**DIRECTIONS FOR THIS TASK**
Output the records exactly. Include every line.

**INPUT ROWS**
## start

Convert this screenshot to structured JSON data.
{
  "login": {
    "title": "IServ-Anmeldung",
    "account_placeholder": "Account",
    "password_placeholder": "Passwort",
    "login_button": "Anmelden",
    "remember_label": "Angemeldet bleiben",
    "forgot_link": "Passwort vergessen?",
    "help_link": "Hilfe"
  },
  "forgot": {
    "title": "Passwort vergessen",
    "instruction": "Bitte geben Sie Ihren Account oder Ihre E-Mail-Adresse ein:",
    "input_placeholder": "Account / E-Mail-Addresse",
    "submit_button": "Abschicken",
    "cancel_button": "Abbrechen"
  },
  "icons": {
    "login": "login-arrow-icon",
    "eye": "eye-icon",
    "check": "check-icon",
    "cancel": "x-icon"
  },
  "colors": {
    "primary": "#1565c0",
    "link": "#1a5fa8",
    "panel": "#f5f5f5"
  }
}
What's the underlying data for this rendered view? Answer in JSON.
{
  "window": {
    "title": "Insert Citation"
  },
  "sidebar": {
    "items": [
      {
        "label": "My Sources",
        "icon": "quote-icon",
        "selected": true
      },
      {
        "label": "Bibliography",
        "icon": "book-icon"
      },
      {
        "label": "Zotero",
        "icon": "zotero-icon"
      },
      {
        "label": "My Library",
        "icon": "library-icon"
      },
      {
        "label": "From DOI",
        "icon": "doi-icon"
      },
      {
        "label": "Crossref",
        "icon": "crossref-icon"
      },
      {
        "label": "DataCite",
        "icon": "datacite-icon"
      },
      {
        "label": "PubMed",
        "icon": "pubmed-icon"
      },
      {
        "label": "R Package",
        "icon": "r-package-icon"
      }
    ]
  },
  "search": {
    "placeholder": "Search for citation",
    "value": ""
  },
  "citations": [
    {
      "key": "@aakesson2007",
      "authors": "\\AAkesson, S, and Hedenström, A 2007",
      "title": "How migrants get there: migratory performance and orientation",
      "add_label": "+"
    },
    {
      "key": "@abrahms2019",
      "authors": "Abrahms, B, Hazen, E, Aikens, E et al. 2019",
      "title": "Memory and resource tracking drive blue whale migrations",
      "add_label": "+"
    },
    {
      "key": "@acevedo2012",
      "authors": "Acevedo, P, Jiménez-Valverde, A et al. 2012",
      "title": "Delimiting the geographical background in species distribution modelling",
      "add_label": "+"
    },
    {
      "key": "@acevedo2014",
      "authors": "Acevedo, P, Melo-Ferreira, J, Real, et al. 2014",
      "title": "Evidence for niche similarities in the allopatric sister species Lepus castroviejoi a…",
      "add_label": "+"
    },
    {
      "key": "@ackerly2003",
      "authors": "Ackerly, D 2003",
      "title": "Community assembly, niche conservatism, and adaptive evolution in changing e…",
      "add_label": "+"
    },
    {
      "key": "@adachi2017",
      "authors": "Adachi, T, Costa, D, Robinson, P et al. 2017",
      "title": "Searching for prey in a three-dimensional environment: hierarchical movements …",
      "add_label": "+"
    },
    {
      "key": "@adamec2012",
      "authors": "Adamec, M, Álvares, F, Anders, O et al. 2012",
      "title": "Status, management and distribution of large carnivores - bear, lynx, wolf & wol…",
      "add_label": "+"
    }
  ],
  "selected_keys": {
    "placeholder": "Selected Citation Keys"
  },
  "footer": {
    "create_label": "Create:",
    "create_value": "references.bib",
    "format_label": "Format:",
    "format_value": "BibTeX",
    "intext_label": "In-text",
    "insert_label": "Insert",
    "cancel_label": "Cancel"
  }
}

## end

**OUTPUT BELOW**
Convert this screenshot to structured JSON data.
{
  "login": {
    "title": "IServ-Anmeldung",
    "account_placeholder": "Account",
    "password_placeholder": "Passwort",
    "login_button": "Anmelden",
    "remember_label": "Angemeldet bleiben",
    "forgot_link": "Passwort vergessen?",
    "help_link": "Hilfe"
  },
  "forgot": {
    "title": "Passwort vergessen",
    "instruction": "Bitte geben Sie Ihren Account oder Ihre E-Mail-Adresse ein:",
    "input_placeholder": "Account / E-Mail-Addresse",
    "submit_button": "Abschicken",
    "cancel_button": "Abbrechen"
  },
  "icons": {
    "login": "login-arrow-icon",
    "eye": "eye-icon",
    "check": "check-icon",
    "cancel": "x-icon"
  },
  "colors": {
    "primary": "#1565c0",
    "link": "#1a5fa8",
    "panel": "#f5f5f5"
  }
}
What's the underlying data for this rendered view? Answer in JSON.
{
  "window": {
    "title": "Insert Citation"
  },
  "sidebar": {
    "items": [
      {
        "label": "My Sources",
        "icon": "quote-icon",
        "selected": true
      },
      {
        "label": "Bibliography",
        "icon": "book-icon"
      },
      {
        "label": "Zotero",
        "icon": "zotero-icon"
      },
      {
        "label": "My Library",
        "icon": "library-icon"
      },
      {
        "label": "From DOI",
        "icon": "doi-icon"
      },
      {
        "label": "Crossref",
        "icon": "crossref-icon"
      },
      {
        "label": "DataCite",
        "icon": "datacite-icon"
      },
      {
        "label": "PubMed",
        "icon": "pubmed-icon"
      },
      {
        "label": "R Package",
        "icon": "r-package-icon"
      }
    ]
  },
  "search": {
    "placeholder": "Search for citation",
    "value": ""
  },
  "citations": [
    {
      "key": "@aakesson2007",
      "authors": "\\AAkesson, S, and Hedenström, A 2007",
      "title": "How migrants get there: migratory performance and orientation",
      "add_label": "+"
    },
    {
      "key": "@abrahms2019",
      "authors": "Abrahms, B, Hazen, E, Aikens, E et al. 2019",
      "title": "Memory and resource tracking drive blue whale migrations",
      "add_label": "+"
    },
    {
      "key": "@acevedo2012",
      "authors": "Acevedo, P, Jiménez-Valverde, A et al. 2012",
      "title": "Delimiting the geographical background in species distribution modelling",
      "add_label": "+"
    },
    {
      "key": "@acevedo2014",
      "authors": "Acevedo, P, Melo-Ferreira, J, Real, et al. 2014",
      "title": "Evidence for niche similarities in the allopatric sister species Lepus castroviejoi a…",
      "add_label": "+"
    },
    {
      "key": "@ackerly2003",
      "authors": "Ackerly, D 2003",
      "title": "Community assembly, niche conservatism, and adaptive evolution in changing e…",
      "add_label": "+"
    },
    {
      "key": "@adachi2017",
      "authors": "Adachi, T, Costa, D, Robinson, P et al. 2017",
      "title": "Searching for prey in a three-dimensional environment: hierarchical movements …",
      "add_label": "+"
    },
    {
      "key": "@adamec2012",
      "authors": "Adamec, M, Álvares, F, Anders, O et al. 2012",
      "title": "Status, management and distribution of large carnivores - bear, lynx, wolf & wol…",
      "add_label": "+"
    }
  ],
  "selected_keys": {
    "placeholder": "Selected Citation Keys"
  },
  "footer": {
    "create_label": "Create:",
    "create_value": "references.bib",
    "format_label": "Format:",
    "format_value": "BibTeX",
    "intext_label": "In-text",
    "insert_label": "Insert",
    "cancel_label": "Cancel"
  }
}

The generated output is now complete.